DOCUMENT TEXT —
Over the Counter Tax Lien and Tax Deed Investing Overview

How to Prepare for (OTC) Over-the-Counter Tax Sales

How to Prepare for (OTC) Over-the-Counter Tax Sales

How to Prepare for Over-the-Counter (OTC) Tax Sales

When preparing for Over-the-counter (OTC) tax sales, the first step is understanding that these are opportunities to purchase tax liens or tax deeds on properties not sold during the auction. Whether you’re aiming to earn interest from delinquent taxes through tax liens or seeking full ownership with tax deeds, OTC sales offer a simpler, non-competitive option. However, proper preparation and research are crucial to make informed decisions and avoid potential risks. Here’s a guide to help you navigate the OTC process effectively.

1. Understand Your Investment Goals

Before diving in, it’s essential to clarify whether you’re interested in purchasing tax liens, which allow you to earn interest, or tax deeds, which can result in property ownership. Decide whether you are focusing on:

  • Residential homes, vacant lots, or commercial properties.
  • Properties with development potential or those that need minimal maintenance for resale.

By defining your goals, you can focus on properties that fit your investment strategy, whether you’re interested in earning interest or foreclosing on properties.

man thinking about his investment goals

2. Choose the Right State and County

Each state and county has its own rules for (OTC) Over-the-counter tax sales. Some popular states for OTC investing include Florida, Arizona, and Texas, where unsold properties become available after the auction. You’ll need to research which type of opportunity is available in your target location:

  • Tax liens: You collect interest on delinquent taxes until the homeowner redeems the property.
  • Tax deeds: You can acquire the property if it goes unredeemed after the redemption period.

Make sure to investigate the specific rules and procedures for each state and county. Some states, like Florida, offer online OTC purchases, while others require in-person transactions.

3. Obtain the Over-the-Counter Tax Sale List

Once you have chosen a state or county, the next step is to get the OTC list. These lists include unsold tax liens and tax deeds detailing the properties available for purchase. Here’s how you can access these lists:

  • Online Access: Many counties post their OTC lists on their websites, which are often labelled as county-held certificates for liens or county-held deeds for tax deeds.

DATA EXTRACTS —
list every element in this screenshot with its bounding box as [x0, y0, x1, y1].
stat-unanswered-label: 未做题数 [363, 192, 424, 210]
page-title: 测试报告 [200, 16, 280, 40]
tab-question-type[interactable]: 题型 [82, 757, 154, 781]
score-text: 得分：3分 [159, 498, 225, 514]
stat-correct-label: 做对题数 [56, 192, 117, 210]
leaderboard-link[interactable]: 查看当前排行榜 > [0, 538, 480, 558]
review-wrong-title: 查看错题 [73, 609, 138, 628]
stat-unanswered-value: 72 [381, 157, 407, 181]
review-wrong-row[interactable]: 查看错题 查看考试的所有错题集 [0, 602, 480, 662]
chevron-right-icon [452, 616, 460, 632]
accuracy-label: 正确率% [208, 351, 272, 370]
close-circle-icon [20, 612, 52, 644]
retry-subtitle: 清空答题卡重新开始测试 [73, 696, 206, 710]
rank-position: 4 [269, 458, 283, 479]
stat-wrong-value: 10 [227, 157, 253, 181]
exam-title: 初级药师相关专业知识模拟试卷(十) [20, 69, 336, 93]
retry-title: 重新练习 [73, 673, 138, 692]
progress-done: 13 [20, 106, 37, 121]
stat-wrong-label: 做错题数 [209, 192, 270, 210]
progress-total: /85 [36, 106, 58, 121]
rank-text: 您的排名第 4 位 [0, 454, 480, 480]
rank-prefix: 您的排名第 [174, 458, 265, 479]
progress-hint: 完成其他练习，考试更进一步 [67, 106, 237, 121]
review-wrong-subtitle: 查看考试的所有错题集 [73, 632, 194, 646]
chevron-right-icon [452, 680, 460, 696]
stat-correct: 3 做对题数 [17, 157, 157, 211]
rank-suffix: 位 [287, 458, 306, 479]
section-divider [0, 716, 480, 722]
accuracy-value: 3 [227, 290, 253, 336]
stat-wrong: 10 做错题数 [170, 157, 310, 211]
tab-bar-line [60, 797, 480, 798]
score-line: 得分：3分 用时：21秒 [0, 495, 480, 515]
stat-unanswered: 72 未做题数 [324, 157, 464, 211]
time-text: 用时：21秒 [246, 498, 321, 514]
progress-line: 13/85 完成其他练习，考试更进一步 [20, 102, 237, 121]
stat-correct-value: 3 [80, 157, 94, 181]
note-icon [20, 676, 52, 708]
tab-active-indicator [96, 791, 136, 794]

TASK TO CARRY OUT — In the guide to over-the-counter tax sales, how are the OTC lists that counties post on their websites often labeled?

TASK SOLUTION — As county-held certificates for liens or county-held deeds for tax deeds.